- [BRIEF]
Search the entries below. Return every line that has "xlabel" in it.
--- START PROVIDED INFORMATION ---
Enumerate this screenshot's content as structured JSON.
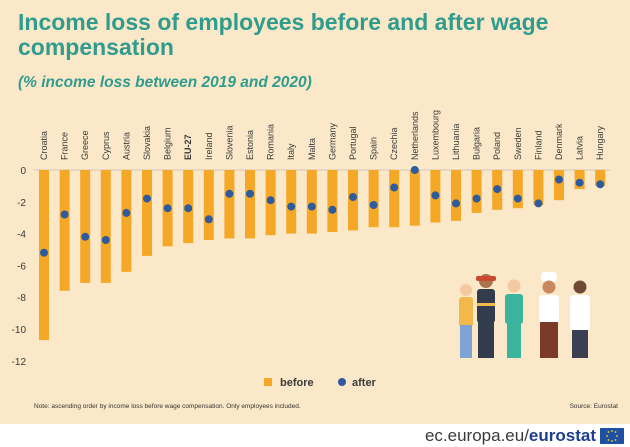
{
  "title": "Income loss of employees before and after wage compensation",
  "subtitle": "(% income loss between 2019 and 2020)",
  "note": "Note: ascending order by income loss before wage compensation. Only employees included.",
  "source": "Source: Eurostat",
  "footer": {
    "domain": "ec.europa.eu/",
    "brand": "eurostat"
  },
  "colors": {
    "before": "#f5a825",
    "after": "#2e5a9e",
    "title": "#2f9c8e",
    "background": "#fbe8c8"
  },
  "chart_data": {
    "type": "bar",
    "categories": [
      "Croatia",
      "France",
      "Greece",
      "Cyprus",
      "Austria",
      "Slovakia",
      "Belgium",
      "EU-27",
      "Ireland",
      "Slovenia",
      "Estonia",
      "Romania",
      "Italy",
      "Malta",
      "Germany",
      "Portugal",
      "Spain",
      "Czechia",
      "Netherlands",
      "Luxembourg",
      "Lithuania",
      "Bulgaria",
      "Poland",
      "Sweden",
      "Finland",
      "Denmark",
      "Latvia",
      "Hungary"
    ],
    "series": [
      {
        "name": "before",
        "values": [
          -10.7,
          -7.6,
          -7.1,
          -7.1,
          -6.4,
          -5.4,
          -4.8,
          -4.6,
          -4.4,
          -4.3,
          -4.3,
          -4.1,
          -4.0,
          -4.0,
          -3.9,
          -3.8,
          -3.6,
          -3.6,
          -3.5,
          -3.3,
          -3.2,
          -2.7,
          -2.5,
          -2.4,
          -2.2,
          -1.9,
          -1.2,
          -1.0
        ]
      },
      {
        "name": "after",
        "values": [
          -5.2,
          -2.8,
          -4.2,
          -4.4,
          -2.7,
          -1.8,
          -2.4,
          -2.4,
          -3.1,
          -1.5,
          -1.5,
          -1.9,
          -2.3,
          -2.3,
          -2.5,
          -1.7,
          -2.2,
          -1.1,
          0.0,
          -1.6,
          -2.1,
          -1.8,
          -1.2,
          -1.8,
          -2.1,
          -0.6,
          -0.8,
          -0.9
        ]
      }
    ],
    "highlight_category": "EU-27",
    "yticks": [
      "0",
      "-2",
      "-4",
      "-6",
      "-8",
      "-10",
      "-12"
    ],
    "ylim": [
      -12,
      0
    ],
    "legend_position": "bottom-center",
    "grid": false
  }
}
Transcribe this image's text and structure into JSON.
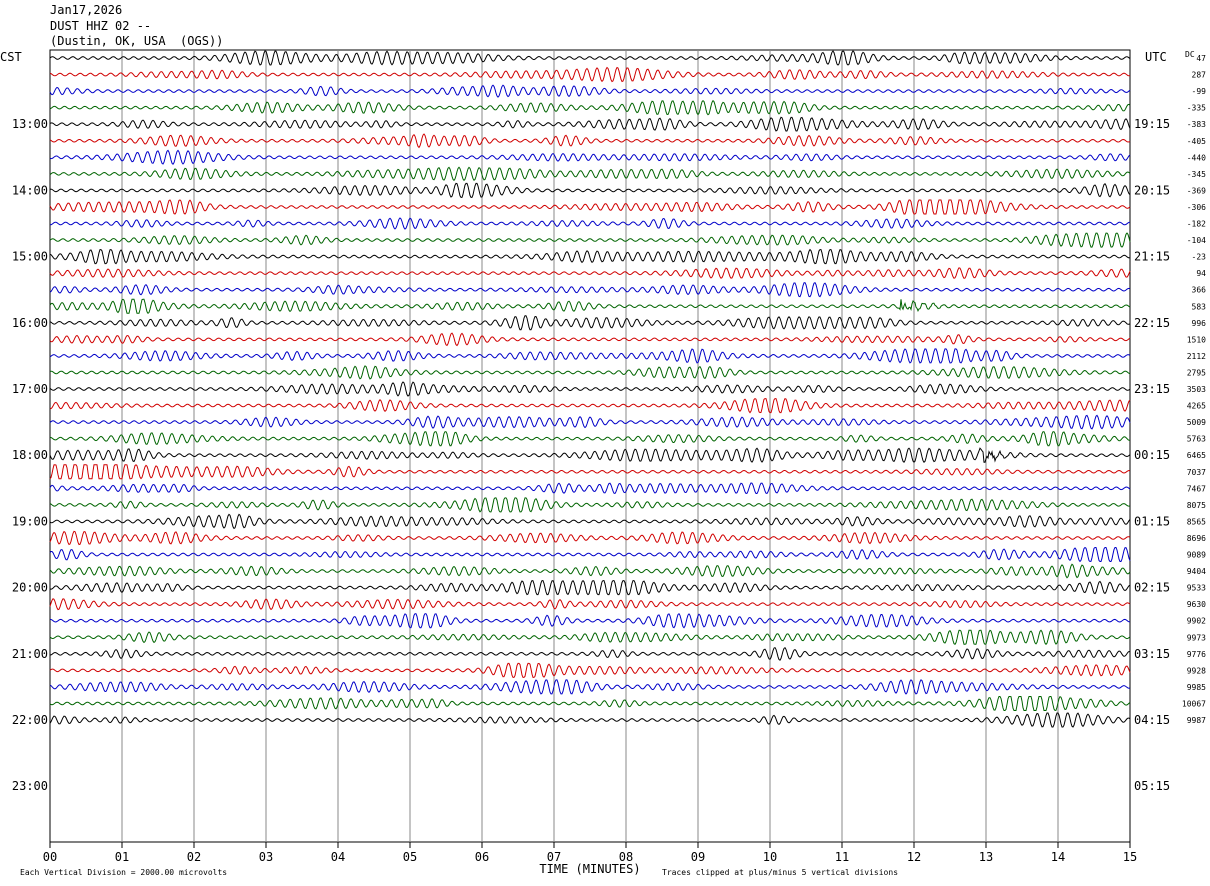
{
  "header": {
    "date": "Jan17,2026",
    "station": "DUST HHZ 02 --",
    "location": "(Dustin, OK, USA  (OGS))"
  },
  "chart_data": {
    "type": "line",
    "title": "DUST HHZ 02 -- Jan17,2026",
    "left_axis_label": "CST",
    "right_axis_label": "UTC",
    "dc_label": "DC",
    "xlabel": "TIME (MINUTES)",
    "xlim": [
      0,
      15
    ],
    "x_ticks": [
      "00",
      "01",
      "02",
      "03",
      "04",
      "05",
      "06",
      "07",
      "08",
      "09",
      "10",
      "11",
      "12",
      "13",
      "14",
      "15"
    ],
    "left_hours": [
      "13:00",
      "14:00",
      "15:00",
      "16:00",
      "17:00",
      "18:00",
      "19:00",
      "20:00",
      "21:00",
      "22:00",
      "23:00"
    ],
    "right_hours": [
      "19:15",
      "20:15",
      "21:15",
      "22:15",
      "23:15",
      "00:15",
      "01:15",
      "02:15",
      "03:15",
      "04:15",
      "05:15"
    ],
    "trace_colors": [
      "#000000",
      "#d00000",
      "#0000c8",
      "#006400"
    ],
    "traces_drawn": 41,
    "dc_offsets": [
      "47",
      "287",
      "-99",
      "-335",
      "-383",
      "-405",
      "-440",
      "-345",
      "-369",
      "-306",
      "-182",
      "-104",
      "-23",
      "94",
      "366",
      "583",
      "996",
      "1510",
      "2112",
      "2795",
      "3503",
      "4265",
      "5009",
      "5763",
      "6465",
      "7037",
      "7467",
      "8075",
      "8565",
      "8696",
      "9089",
      "9404",
      "9533",
      "9630",
      "9902",
      "9973",
      "9776",
      "9928",
      "9985",
      "10067",
      "9987"
    ],
    "events": [
      {
        "trace": 15,
        "minute": 11.8
      },
      {
        "trace": 24,
        "minute": 12.9
      }
    ],
    "footer_left": "Each Vertical Division = 2000.00 microvolts",
    "footer_right": "Traces clipped at plus/minus 5 vertical divisions",
    "grid": true
  }
}
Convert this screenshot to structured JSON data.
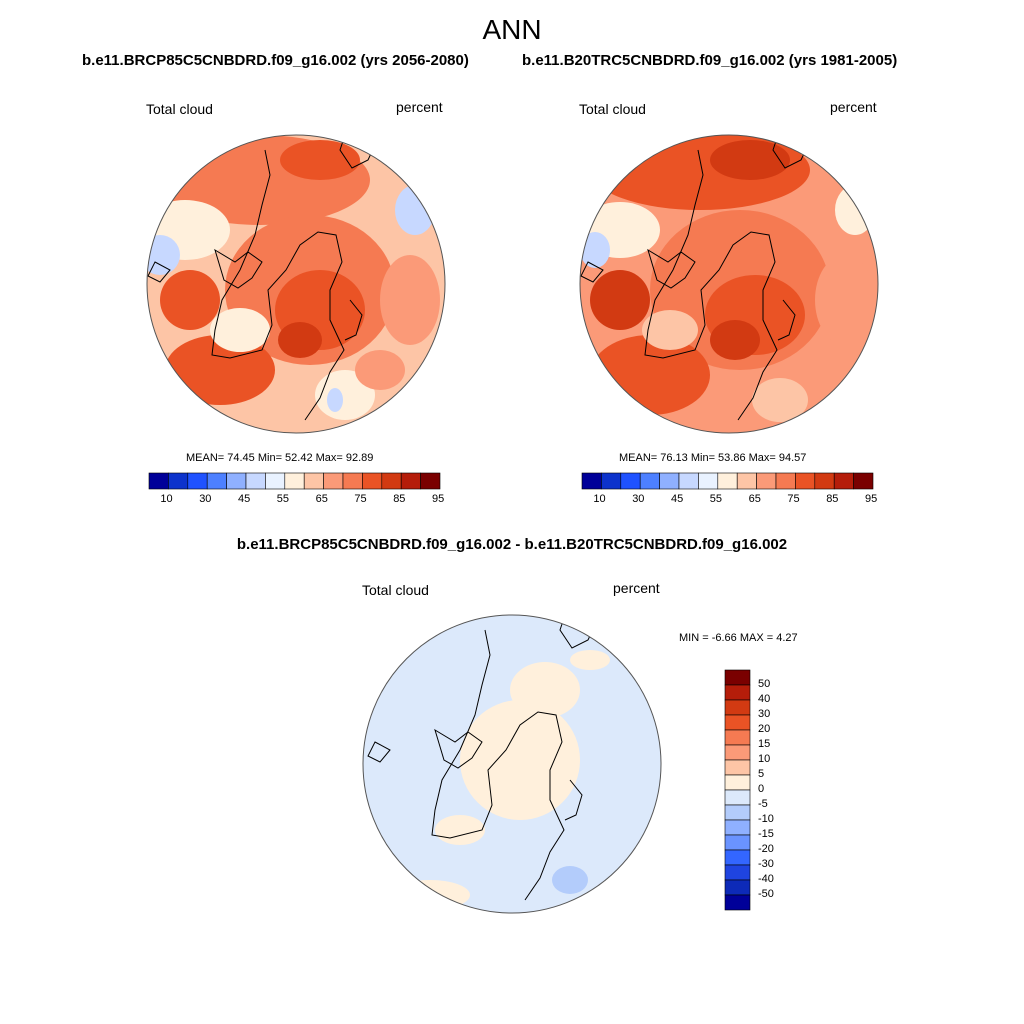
{
  "title": "ANN",
  "panels": [
    {
      "title": "b.e11.BRCP85C5CNBDRD.f09_g16.002 (yrs 2056-2080)",
      "left_label": "Total cloud",
      "right_label": "percent",
      "stats": "MEAN=  74.45  Min=  52.42  Max=  92.89"
    },
    {
      "title": "b.e11.B20TRC5CNBDRD.f09_g16.002 (yrs 1981-2005)",
      "left_label": "Total cloud",
      "right_label": "percent",
      "stats": "MEAN=  76.13  Min=  53.86  Max=  94.57"
    }
  ],
  "colorbar_main": {
    "labels": [
      "10",
      "30",
      "45",
      "55",
      "65",
      "75",
      "85",
      "95"
    ],
    "colors": [
      "#000099",
      "#0d33cc",
      "#1f52ff",
      "#4d80ff",
      "#8fb0ff",
      "#c7d8ff",
      "#e9f2ff",
      "#fff0dc",
      "#fdc5a6",
      "#fb9a78",
      "#f57a52",
      "#ea5325",
      "#d23a12",
      "#b51d0a",
      "#7a0000"
    ]
  },
  "diff": {
    "title": "b.e11.BRCP85C5CNBDRD.f09_g16.002 - b.e11.B20TRC5CNBDRD.f09_g16.002",
    "left_label": "Total cloud",
    "right_label": "percent",
    "stats": "MIN =  -6.66 MAX =   4.27",
    "colorbar": {
      "labels": [
        "50",
        "40",
        "30",
        "20",
        "15",
        "10",
        "5",
        "0",
        "-5",
        "-10",
        "-15",
        "-20",
        "-30",
        "-40",
        "-50"
      ],
      "colors": [
        "#7a0000",
        "#b51d0a",
        "#d23a12",
        "#ea5325",
        "#f57a52",
        "#fb9a78",
        "#fdc5a6",
        "#fff0dc",
        "#dce9fb",
        "#b3ccfb",
        "#8fb0ff",
        "#6a93ff",
        "#3366ff",
        "#1f44e0",
        "#0d2ab8",
        "#000099"
      ]
    }
  }
}
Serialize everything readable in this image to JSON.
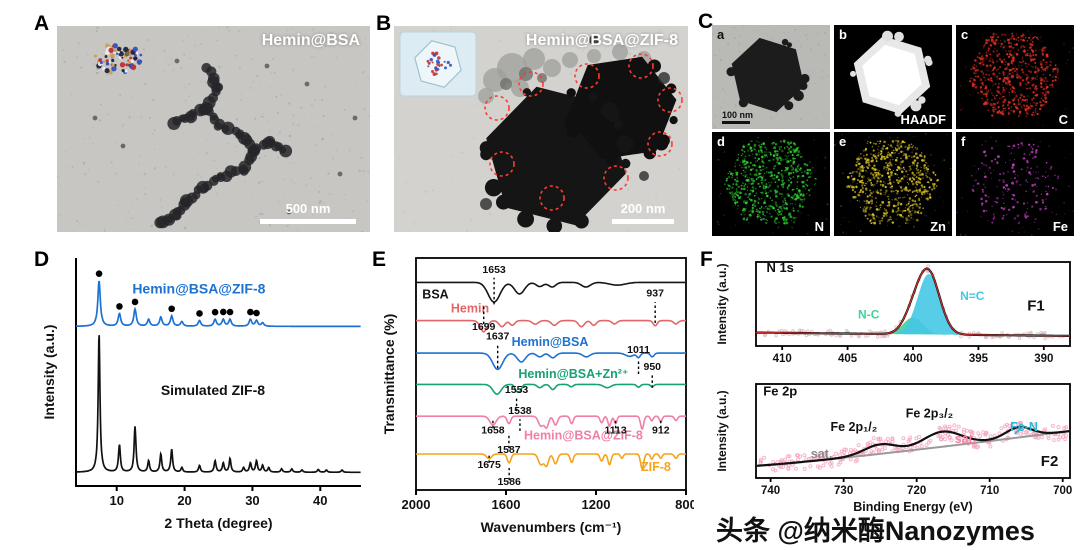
{
  "figure": {
    "watermark": "头条 @纳米酶Nanozymes",
    "panel_a": {
      "label": "A",
      "title": "Hemin@BSA",
      "scalebar": "500 nm"
    },
    "panel_b": {
      "label": "B",
      "title": "Hemin@BSA@ZIF-8",
      "scalebar": "200 nm"
    },
    "panel_c": {
      "label": "C",
      "tiles": [
        {
          "letter": "a",
          "caption": "",
          "scalebar": "100 nm"
        },
        {
          "letter": "b",
          "caption": "HAADF"
        },
        {
          "letter": "c",
          "caption": "C"
        },
        {
          "letter": "d",
          "caption": "N"
        },
        {
          "letter": "e",
          "caption": "Zn"
        },
        {
          "letter": "f",
          "caption": "Fe"
        }
      ]
    },
    "panel_d": {
      "label": "D"
    },
    "panel_e": {
      "label": "E"
    },
    "panel_f": {
      "label": "F"
    }
  },
  "chart_data": [
    {
      "id": "xrd",
      "type": "line",
      "panel": "D",
      "xlabel": "2 Theta (degree)",
      "ylabel": "Intensity (a.u.)",
      "xlim": [
        4,
        46
      ],
      "xticks": [
        10,
        20,
        30,
        40
      ],
      "series": [
        {
          "name": "Hemin@BSA@ZIF-8",
          "color": "#1d72d2",
          "baseline": 0.7,
          "peak_width": 0.22,
          "peaks": [
            [
              7.4,
              0.2
            ],
            [
              10.4,
              0.055
            ],
            [
              12.7,
              0.075
            ],
            [
              14.7,
              0.03
            ],
            [
              16.5,
              0.04
            ],
            [
              18.1,
              0.045
            ],
            [
              19.6,
              0.02
            ],
            [
              22.2,
              0.025
            ],
            [
              24.5,
              0.03
            ],
            [
              25.7,
              0.03
            ],
            [
              26.7,
              0.03
            ],
            [
              29.7,
              0.03
            ],
            [
              30.6,
              0.025
            ],
            [
              31.5,
              0.015
            ]
          ],
          "dot_peaks": [
            7.4,
            10.4,
            12.7,
            18.1,
            22.2,
            24.5,
            25.7,
            26.7,
            29.7,
            30.6
          ],
          "label_pos": {
            "x": 12.3,
            "y": 0.845
          }
        },
        {
          "name": "Simulated ZIF-8",
          "color": "#111111",
          "baseline": 0.06,
          "peak_width": 0.16,
          "peaks": [
            [
              7.4,
              0.61
            ],
            [
              10.4,
              0.12
            ],
            [
              12.7,
              0.2
            ],
            [
              14.7,
              0.05
            ],
            [
              16.5,
              0.08
            ],
            [
              18.1,
              0.1
            ],
            [
              19.6,
              0.02
            ],
            [
              22.2,
              0.03
            ],
            [
              24.5,
              0.05
            ],
            [
              25.7,
              0.04
            ],
            [
              26.7,
              0.06
            ],
            [
              28.7,
              0.02
            ],
            [
              29.7,
              0.04
            ],
            [
              30.6,
              0.05
            ],
            [
              31.5,
              0.03
            ],
            [
              32.4,
              0.02
            ],
            [
              34.3,
              0.015
            ],
            [
              35.8,
              0.015
            ],
            [
              37.3,
              0.01
            ],
            [
              39.7,
              0.012
            ],
            [
              40.9,
              0.01
            ],
            [
              43.2,
              0.01
            ]
          ],
          "dot_peaks": [],
          "label_pos": {
            "x": 16.5,
            "y": 0.4
          }
        }
      ]
    },
    {
      "id": "ftir",
      "type": "line",
      "panel": "E",
      "xlabel": "Wavenumbers (cm⁻¹)",
      "ylabel": "Transmittance (%)",
      "xlim": [
        2000,
        800
      ],
      "xticks": [
        2000,
        1600,
        1200,
        800
      ],
      "series": [
        {
          "name": "BSA",
          "color": "#151515",
          "baseline": 0.895,
          "label": {
            "x": 1972,
            "y": 0.825
          },
          "bands": [
            [
              1653,
              0.085,
              26
            ],
            [
              1540,
              0.05,
              22
            ],
            [
              1450,
              0.018,
              16
            ],
            [
              1395,
              0.02,
              16
            ],
            [
              1245,
              0.02,
              20
            ],
            [
              1105,
              0.012,
              35
            ]
          ]
        },
        {
          "name": "Hemin",
          "color": "#e06868",
          "baseline": 0.73,
          "label": {
            "x": 1845,
            "y": 0.765
          },
          "bands": [
            [
              1699,
              0.048,
              15
            ],
            [
              1618,
              0.026,
              13
            ],
            [
              1572,
              0.02,
              11
            ],
            [
              1470,
              0.015,
              13
            ],
            [
              1385,
              0.02,
              13
            ],
            [
              1265,
              0.026,
              13
            ],
            [
              1210,
              0.02,
              11
            ],
            [
              1118,
              0.014,
              11
            ],
            [
              937,
              0.022,
              9
            ],
            [
              845,
              0.014,
              10
            ]
          ]
        },
        {
          "name": "Hemin@BSA",
          "color": "#1d72d2",
          "baseline": 0.59,
          "label": {
            "x": 1575,
            "y": 0.62
          },
          "bands": [
            [
              1637,
              0.07,
              22
            ],
            [
              1532,
              0.038,
              18
            ],
            [
              1450,
              0.016,
              14
            ],
            [
              1392,
              0.02,
              14
            ],
            [
              1243,
              0.016,
              16
            ],
            [
              1050,
              0.014,
              18
            ],
            [
              1011,
              0.018,
              8
            ],
            [
              950,
              0.016,
              8
            ]
          ]
        },
        {
          "name": "Hemin@BSA+Zn²⁺",
          "color": "#15a271",
          "baseline": 0.455,
          "label": {
            "x": 1545,
            "y": 0.482
          },
          "bands": [
            [
              1640,
              0.042,
              18
            ],
            [
              1553,
              0.026,
              8
            ],
            [
              1538,
              0.026,
              8
            ],
            [
              1450,
              0.014,
              11
            ],
            [
              1392,
              0.022,
              11
            ],
            [
              1310,
              0.01,
              9
            ],
            [
              1150,
              0.014,
              16
            ],
            [
              1011,
              0.012,
              8
            ],
            [
              950,
              0.01,
              7
            ]
          ]
        },
        {
          "name": "Hemin@BSA@ZIF-8",
          "color": "#f07fa6",
          "baseline": 0.318,
          "label": {
            "x": 1520,
            "y": 0.218
          },
          "bands": [
            [
              1658,
              0.038,
              14
            ],
            [
              1587,
              0.032,
              8
            ],
            [
              1445,
              0.042,
              11
            ],
            [
              1420,
              0.048,
              9
            ],
            [
              1380,
              0.038,
              9
            ],
            [
              1308,
              0.032,
              7
            ],
            [
              1175,
              0.028,
              7
            ],
            [
              1140,
              0.042,
              7
            ],
            [
              1113,
              0.032,
              6
            ],
            [
              995,
              0.055,
              7
            ],
            [
              952,
              0.02,
              6
            ],
            [
              912,
              0.024,
              6
            ],
            [
              845,
              0.018,
              7
            ]
          ]
        },
        {
          "name": "ZIF-8",
          "color": "#f5a21e",
          "baseline": 0.155,
          "label": {
            "x": 1000,
            "y": 0.082
          },
          "bands": [
            [
              1675,
              0.02,
              11
            ],
            [
              1586,
              0.038,
              8
            ],
            [
              1445,
              0.046,
              11
            ],
            [
              1420,
              0.05,
              9
            ],
            [
              1380,
              0.042,
              9
            ],
            [
              1308,
              0.036,
              7
            ],
            [
              1175,
              0.03,
              7
            ],
            [
              1140,
              0.046,
              7
            ],
            [
              1085,
              0.018,
              6
            ],
            [
              995,
              0.062,
              7
            ],
            [
              952,
              0.022,
              6
            ],
            [
              912,
              0.018,
              6
            ],
            [
              845,
              0.018,
              7
            ]
          ]
        }
      ],
      "annotations": [
        {
          "text": "1653",
          "x": 1653,
          "y": 0.935,
          "line": [
            0.8,
            0.915
          ]
        },
        {
          "text": "1699",
          "x": 1699,
          "y": 0.69,
          "line": [
            0.715,
            0.8
          ]
        },
        {
          "text": "937",
          "x": 937,
          "y": 0.835,
          "line": [
            0.72,
            0.81
          ]
        },
        {
          "text": "1637",
          "x": 1637,
          "y": 0.648,
          "line": [
            0.525,
            0.625
          ]
        },
        {
          "text": "1011",
          "x": 1011,
          "y": 0.59,
          "line": [
            0.5,
            0.565
          ]
        },
        {
          "text": "950",
          "x": 950,
          "y": 0.518,
          "line": [
            0.44,
            0.495
          ]
        },
        {
          "text": "1553",
          "x": 1553,
          "y": 0.418,
          "line": [
            0.34,
            0.395
          ]
        },
        {
          "text": "1538",
          "x": 1538,
          "y": 0.327,
          "line": [
            0.255,
            0.305
          ]
        },
        {
          "text": "1658",
          "x": 1658,
          "y": 0.243,
          "line": [
            0.266,
            0.303
          ]
        },
        {
          "text": "1113",
          "x": 1113,
          "y": 0.243,
          "line": [
            0.266,
            0.3
          ]
        },
        {
          "text": "912",
          "x": 912,
          "y": 0.243,
          "line": [
            0.266,
            0.3
          ]
        },
        {
          "text": "1587",
          "x": 1587,
          "y": 0.159,
          "line": [
            0.18,
            0.245
          ]
        },
        {
          "text": "1675",
          "x": 1675,
          "y": 0.095,
          "line": [
            0.117,
            0.148
          ]
        },
        {
          "text": "1586",
          "x": 1586,
          "y": 0.022,
          "line": [
            0.042,
            0.095
          ]
        }
      ]
    },
    {
      "id": "xps_n1s",
      "type": "line",
      "panel": "F",
      "region_label": "N 1s",
      "ylabel": "Intensity (a.u.)",
      "xlim": [
        412,
        388
      ],
      "xticks": [
        410,
        405,
        400,
        395,
        390
      ],
      "badge": "F1",
      "baseline": [
        0.16,
        0.12
      ],
      "components": [
        {
          "name": "N=C",
          "center": 398.8,
          "sigma": 0.85,
          "amp": 0.72,
          "color": "#45c8e6",
          "label": {
            "x": 396.4,
            "y": 0.55
          }
        },
        {
          "name": "N-C",
          "center": 400.0,
          "sigma": 0.75,
          "amp": 0.2,
          "color": "#3fd29a",
          "label": {
            "x": 404.2,
            "y": 0.33
          }
        }
      ]
    },
    {
      "id": "xps_fe2p",
      "type": "scatter+line",
      "panel": "F",
      "region_label": "Fe 2p",
      "xlabel": "Binding Energy (eV)",
      "ylabel": "Intensity (a.u.)",
      "xlim": [
        742,
        699
      ],
      "xticks": [
        740,
        730,
        720,
        710,
        700
      ],
      "badge": "F2",
      "background": [
        0.13,
        0.5
      ],
      "peaks": [
        [
          725.0,
          2.2,
          0.1
        ],
        [
          716.5,
          2.6,
          0.16
        ],
        [
          706.0,
          1.8,
          0.11
        ]
      ],
      "labels": [
        {
          "text": "Fe 2p₁/₂",
          "x": 731.8,
          "y": 0.5,
          "color": "#111111"
        },
        {
          "text": "Fe 2p₃/₂",
          "x": 721.5,
          "y": 0.645,
          "color": "#111111"
        },
        {
          "text": "sat.",
          "x": 734.5,
          "y": 0.215,
          "color": "#8a8a8a"
        },
        {
          "text": "sat.",
          "x": 714.8,
          "y": 0.37,
          "color": "#f585a8"
        },
        {
          "text": "Fe-N",
          "x": 707.2,
          "y": 0.5,
          "color": "#2ab8d8"
        }
      ],
      "scatter_color": "#f4a0b8"
    }
  ]
}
--- END PROVIDED INFORMATION ---
- [SOLUTION FOR THIS PROBLEM]
    "xlabel": "TIME (MINUTES)",
      "xlabel": "2 Theta (degree)",
      "xlabel": "Wavenumbers (cm⁻¹)",
      "xlabel": "Binding Energy (eV)",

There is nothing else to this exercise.